PROBLEM TO SOLVE » Output all the entries word for word. Omit the pictures.

>> START GIVEN RECORDS

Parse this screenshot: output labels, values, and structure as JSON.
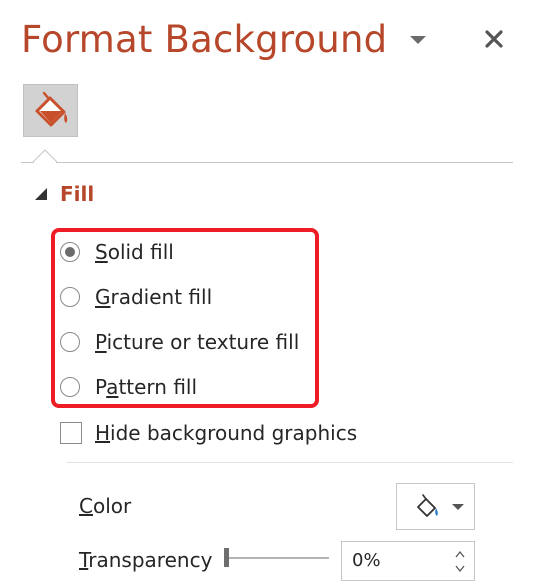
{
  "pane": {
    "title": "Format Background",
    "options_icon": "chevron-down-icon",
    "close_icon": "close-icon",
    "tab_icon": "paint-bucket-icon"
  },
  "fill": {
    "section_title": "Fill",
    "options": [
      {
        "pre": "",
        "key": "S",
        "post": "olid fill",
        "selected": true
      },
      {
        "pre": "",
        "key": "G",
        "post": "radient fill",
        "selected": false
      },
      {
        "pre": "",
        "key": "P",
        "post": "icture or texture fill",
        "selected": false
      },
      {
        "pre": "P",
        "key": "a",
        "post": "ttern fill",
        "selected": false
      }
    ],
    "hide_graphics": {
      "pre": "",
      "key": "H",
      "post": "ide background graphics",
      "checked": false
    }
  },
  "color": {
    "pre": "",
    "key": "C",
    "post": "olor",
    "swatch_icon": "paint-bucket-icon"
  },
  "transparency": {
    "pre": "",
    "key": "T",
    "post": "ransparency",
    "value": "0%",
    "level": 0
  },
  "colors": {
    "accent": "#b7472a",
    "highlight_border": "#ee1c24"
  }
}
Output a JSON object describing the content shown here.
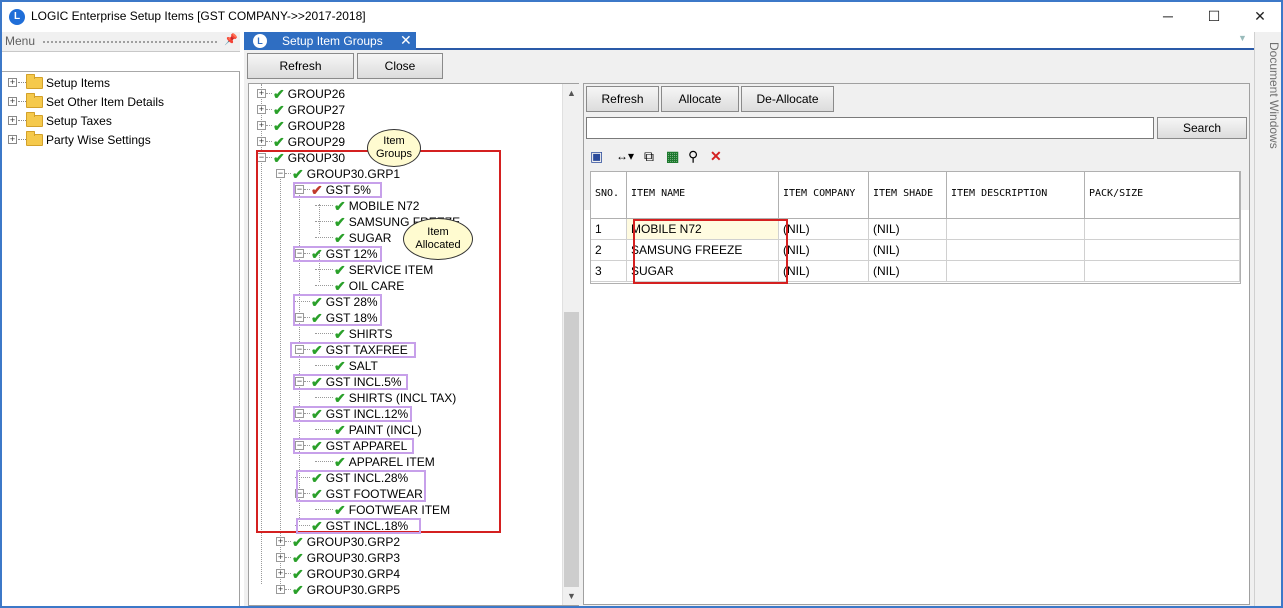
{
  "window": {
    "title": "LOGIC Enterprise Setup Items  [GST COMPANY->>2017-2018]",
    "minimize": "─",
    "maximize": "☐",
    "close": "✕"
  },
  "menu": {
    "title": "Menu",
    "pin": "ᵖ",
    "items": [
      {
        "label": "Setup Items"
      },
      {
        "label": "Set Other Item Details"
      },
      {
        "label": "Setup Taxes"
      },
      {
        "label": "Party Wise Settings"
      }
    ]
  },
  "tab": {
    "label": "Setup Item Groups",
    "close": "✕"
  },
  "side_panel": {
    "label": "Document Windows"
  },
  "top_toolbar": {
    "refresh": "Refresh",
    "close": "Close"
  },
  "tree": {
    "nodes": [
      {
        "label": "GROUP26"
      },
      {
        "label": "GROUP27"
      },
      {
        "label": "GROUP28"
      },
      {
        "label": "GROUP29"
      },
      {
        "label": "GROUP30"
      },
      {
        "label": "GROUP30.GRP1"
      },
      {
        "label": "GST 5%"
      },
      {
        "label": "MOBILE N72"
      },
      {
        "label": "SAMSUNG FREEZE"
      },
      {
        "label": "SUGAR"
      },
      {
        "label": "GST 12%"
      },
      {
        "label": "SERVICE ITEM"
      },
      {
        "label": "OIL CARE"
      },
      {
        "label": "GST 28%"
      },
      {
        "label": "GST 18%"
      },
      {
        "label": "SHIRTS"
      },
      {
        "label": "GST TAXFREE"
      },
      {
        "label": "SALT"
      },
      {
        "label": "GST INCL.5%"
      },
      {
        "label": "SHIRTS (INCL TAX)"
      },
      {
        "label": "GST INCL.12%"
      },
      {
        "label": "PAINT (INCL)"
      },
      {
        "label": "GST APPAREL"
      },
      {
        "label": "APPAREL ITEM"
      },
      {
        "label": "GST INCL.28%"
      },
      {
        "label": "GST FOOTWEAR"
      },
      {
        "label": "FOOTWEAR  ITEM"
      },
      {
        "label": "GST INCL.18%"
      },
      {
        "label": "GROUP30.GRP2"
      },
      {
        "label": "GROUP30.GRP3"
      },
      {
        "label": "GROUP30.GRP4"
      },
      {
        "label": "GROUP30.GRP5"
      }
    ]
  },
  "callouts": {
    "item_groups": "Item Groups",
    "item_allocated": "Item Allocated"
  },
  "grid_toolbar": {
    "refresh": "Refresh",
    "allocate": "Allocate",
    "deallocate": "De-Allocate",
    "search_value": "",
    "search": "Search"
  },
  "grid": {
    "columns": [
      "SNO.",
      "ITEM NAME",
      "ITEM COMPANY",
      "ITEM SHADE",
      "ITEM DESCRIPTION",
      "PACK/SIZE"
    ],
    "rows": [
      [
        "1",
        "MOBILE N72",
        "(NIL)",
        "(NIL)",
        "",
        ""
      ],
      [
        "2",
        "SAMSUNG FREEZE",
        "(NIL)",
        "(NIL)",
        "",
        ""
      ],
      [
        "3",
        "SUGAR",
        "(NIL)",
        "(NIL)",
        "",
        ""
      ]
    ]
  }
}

>> END GIVEN RECORDS

RESULT OF THIS EXERCISE »
Parse this screenshot: output labels, values, and structure as JSON.
{
  "pane": {
    "title": "Format Background",
    "options_icon": "chevron-down-icon",
    "close_icon": "close-icon",
    "tab_icon": "paint-bucket-icon"
  },
  "fill": {
    "section_title": "Fill",
    "options": [
      {
        "pre": "",
        "key": "S",
        "post": "olid fill",
        "selected": true
      },
      {
        "pre": "",
        "key": "G",
        "post": "radient fill",
        "selected": false
      },
      {
        "pre": "",
        "key": "P",
        "post": "icture or texture fill",
        "selected": false
      },
      {
        "pre": "P",
        "key": "a",
        "post": "ttern fill",
        "selected": false
      }
    ],
    "hide_graphics": {
      "pre": "",
      "key": "H",
      "post": "ide background graphics",
      "checked": false
    }
  },
  "color": {
    "pre": "",
    "key": "C",
    "post": "olor",
    "swatch_icon": "paint-bucket-icon"
  },
  "transparency": {
    "pre": "",
    "key": "T",
    "post": "ransparency",
    "value": "0%",
    "level": 0
  },
  "colors": {
    "accent": "#b7472a",
    "highlight_border": "#ee1c24"
  }
}
Output a JSON object describing the content shown here.
{
  "window": {
    "title": "LOGIC Enterprise Setup Items  [GST COMPANY->>2017-2018]",
    "minimize": "─",
    "maximize": "☐",
    "close": "✕"
  },
  "menu": {
    "title": "Menu",
    "pin": "ᵖ",
    "items": [
      {
        "label": "Setup Items"
      },
      {
        "label": "Set Other Item Details"
      },
      {
        "label": "Setup Taxes"
      },
      {
        "label": "Party Wise Settings"
      }
    ]
  },
  "tab": {
    "label": "Setup Item Groups",
    "close": "✕"
  },
  "side_panel": {
    "label": "Document Windows"
  },
  "top_toolbar": {
    "refresh": "Refresh",
    "close": "Close"
  },
  "tree": {
    "nodes": [
      {
        "label": "GROUP26"
      },
      {
        "label": "GROUP27"
      },
      {
        "label": "GROUP28"
      },
      {
        "label": "GROUP29"
      },
      {
        "label": "GROUP30"
      },
      {
        "label": "GROUP30.GRP1"
      },
      {
        "label": "GST 5%"
      },
      {
        "label": "MOBILE N72"
      },
      {
        "label": "SAMSUNG FREEZE"
      },
      {
        "label": "SUGAR"
      },
      {
        "label": "GST 12%"
      },
      {
        "label": "SERVICE ITEM"
      },
      {
        "label": "OIL CARE"
      },
      {
        "label": "GST 28%"
      },
      {
        "label": "GST 18%"
      },
      {
        "label": "SHIRTS"
      },
      {
        "label": "GST TAXFREE"
      },
      {
        "label": "SALT"
      },
      {
        "label": "GST INCL.5%"
      },
      {
        "label": "SHIRTS (INCL TAX)"
      },
      {
        "label": "GST INCL.12%"
      },
      {
        "label": "PAINT (INCL)"
      },
      {
        "label": "GST APPAREL"
      },
      {
        "label": "APPAREL ITEM"
      },
      {
        "label": "GST INCL.28%"
      },
      {
        "label": "GST FOOTWEAR"
      },
      {
        "label": "FOOTWEAR  ITEM"
      },
      {
        "label": "GST INCL.18%"
      },
      {
        "label": "GROUP30.GRP2"
      },
      {
        "label": "GROUP30.GRP3"
      },
      {
        "label": "GROUP30.GRP4"
      },
      {
        "label": "GROUP30.GRP5"
      }
    ]
  },
  "callouts": {
    "item_groups": "Item Groups",
    "item_allocated": "Item Allocated"
  },
  "grid_toolbar": {
    "refresh": "Refresh",
    "allocate": "Allocate",
    "deallocate": "De-Allocate",
    "search_value": "",
    "search": "Search"
  },
  "grid": {
    "columns": [
      "SNO.",
      "ITEM NAME",
      "ITEM COMPANY",
      "ITEM SHADE",
      "ITEM DESCRIPTION",
      "PACK/SIZE"
    ],
    "rows": [
      [
        "1",
        "MOBILE N72",
        "(NIL)",
        "(NIL)",
        "",
        ""
      ],
      [
        "2",
        "SAMSUNG FREEZE",
        "(NIL)",
        "(NIL)",
        "",
        ""
      ],
      [
        "3",
        "SUGAR",
        "(NIL)",
        "(NIL)",
        "",
        ""
      ]
    ]
  }
}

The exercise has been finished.